EXERCISE AIM: Go through the entries one line at a time, and gather every line that has the word "Corte".
# START OF DATA LISTING
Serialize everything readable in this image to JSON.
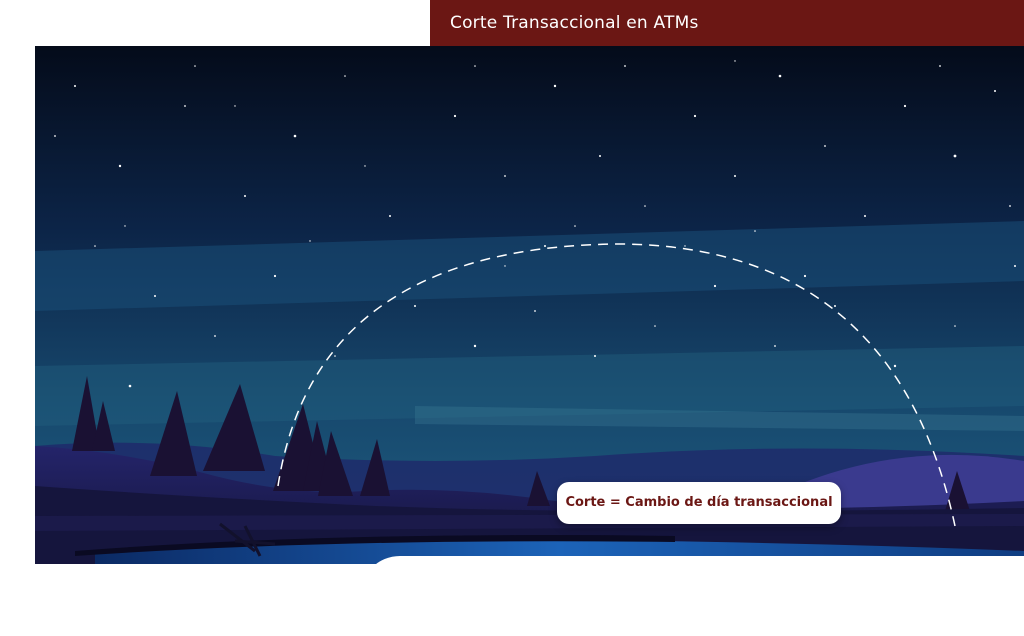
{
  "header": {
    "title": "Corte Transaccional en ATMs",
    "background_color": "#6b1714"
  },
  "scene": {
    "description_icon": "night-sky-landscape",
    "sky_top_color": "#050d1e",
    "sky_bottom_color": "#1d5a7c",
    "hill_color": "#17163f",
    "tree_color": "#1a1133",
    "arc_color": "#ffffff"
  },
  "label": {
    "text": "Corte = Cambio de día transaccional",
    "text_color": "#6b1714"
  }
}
# END OF DATA LISTING
# START OF DATA LISTING
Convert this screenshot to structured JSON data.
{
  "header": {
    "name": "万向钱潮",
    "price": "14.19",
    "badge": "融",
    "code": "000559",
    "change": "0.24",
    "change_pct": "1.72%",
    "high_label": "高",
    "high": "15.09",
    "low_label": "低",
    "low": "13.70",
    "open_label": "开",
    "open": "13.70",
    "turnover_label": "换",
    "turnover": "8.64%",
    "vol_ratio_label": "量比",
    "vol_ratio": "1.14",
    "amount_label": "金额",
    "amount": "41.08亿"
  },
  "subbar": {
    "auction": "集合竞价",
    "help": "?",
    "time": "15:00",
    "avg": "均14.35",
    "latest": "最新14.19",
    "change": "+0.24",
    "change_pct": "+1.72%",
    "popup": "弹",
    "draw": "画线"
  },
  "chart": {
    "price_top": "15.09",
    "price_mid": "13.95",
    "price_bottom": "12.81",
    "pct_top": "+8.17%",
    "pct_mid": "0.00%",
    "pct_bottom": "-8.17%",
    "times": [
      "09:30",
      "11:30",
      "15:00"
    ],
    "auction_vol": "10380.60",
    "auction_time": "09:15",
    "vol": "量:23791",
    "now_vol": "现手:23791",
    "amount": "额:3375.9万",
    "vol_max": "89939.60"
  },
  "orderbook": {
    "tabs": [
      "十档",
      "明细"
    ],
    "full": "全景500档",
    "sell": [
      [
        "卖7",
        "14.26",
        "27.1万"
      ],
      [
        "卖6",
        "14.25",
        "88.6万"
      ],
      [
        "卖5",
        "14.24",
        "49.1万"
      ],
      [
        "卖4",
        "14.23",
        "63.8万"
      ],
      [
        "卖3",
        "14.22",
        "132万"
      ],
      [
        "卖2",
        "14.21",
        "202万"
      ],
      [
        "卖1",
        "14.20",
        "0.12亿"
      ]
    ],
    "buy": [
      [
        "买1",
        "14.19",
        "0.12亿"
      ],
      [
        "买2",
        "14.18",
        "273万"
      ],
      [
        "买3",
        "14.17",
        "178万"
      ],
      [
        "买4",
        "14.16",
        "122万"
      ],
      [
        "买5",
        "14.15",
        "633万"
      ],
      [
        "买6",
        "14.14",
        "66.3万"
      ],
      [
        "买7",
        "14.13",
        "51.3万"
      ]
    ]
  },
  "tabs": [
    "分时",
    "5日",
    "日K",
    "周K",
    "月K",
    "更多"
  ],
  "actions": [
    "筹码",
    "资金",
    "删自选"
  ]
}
# END OF DATA LISTING
# START OF DATA LISTING
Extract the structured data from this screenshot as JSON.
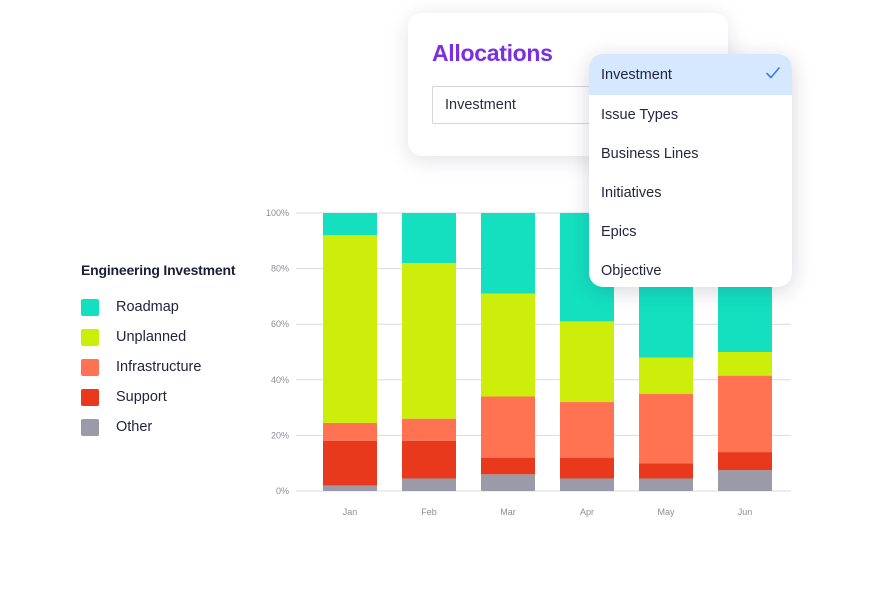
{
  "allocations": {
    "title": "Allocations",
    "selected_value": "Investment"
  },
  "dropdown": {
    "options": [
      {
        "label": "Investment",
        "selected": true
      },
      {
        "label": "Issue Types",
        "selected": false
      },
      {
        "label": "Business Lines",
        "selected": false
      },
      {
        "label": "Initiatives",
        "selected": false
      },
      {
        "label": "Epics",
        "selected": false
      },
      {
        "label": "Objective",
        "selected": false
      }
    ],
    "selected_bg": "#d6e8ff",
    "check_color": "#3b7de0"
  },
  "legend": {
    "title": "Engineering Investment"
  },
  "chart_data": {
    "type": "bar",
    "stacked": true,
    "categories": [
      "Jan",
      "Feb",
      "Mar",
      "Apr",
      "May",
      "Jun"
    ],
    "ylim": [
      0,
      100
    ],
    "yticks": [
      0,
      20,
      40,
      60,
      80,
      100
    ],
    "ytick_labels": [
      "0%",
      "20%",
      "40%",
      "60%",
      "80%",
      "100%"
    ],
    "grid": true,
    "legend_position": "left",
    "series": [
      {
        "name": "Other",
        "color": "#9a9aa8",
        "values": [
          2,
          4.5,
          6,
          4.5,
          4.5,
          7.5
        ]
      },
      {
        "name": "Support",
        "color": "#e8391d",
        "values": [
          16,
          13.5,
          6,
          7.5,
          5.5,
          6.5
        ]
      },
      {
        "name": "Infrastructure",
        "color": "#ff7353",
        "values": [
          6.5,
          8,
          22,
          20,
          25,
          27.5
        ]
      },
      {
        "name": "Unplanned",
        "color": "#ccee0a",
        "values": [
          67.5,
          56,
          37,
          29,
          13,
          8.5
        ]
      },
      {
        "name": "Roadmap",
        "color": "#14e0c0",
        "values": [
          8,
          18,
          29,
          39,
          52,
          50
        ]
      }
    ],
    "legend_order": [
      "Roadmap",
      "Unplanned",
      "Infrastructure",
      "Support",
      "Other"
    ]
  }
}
# END OF DATA LISTING
SOLUTION FOR THIS PROBLEM:
    "title": "Corte Transaccional en ATMs",
    "text": "Corte = Cambio de día transaccional",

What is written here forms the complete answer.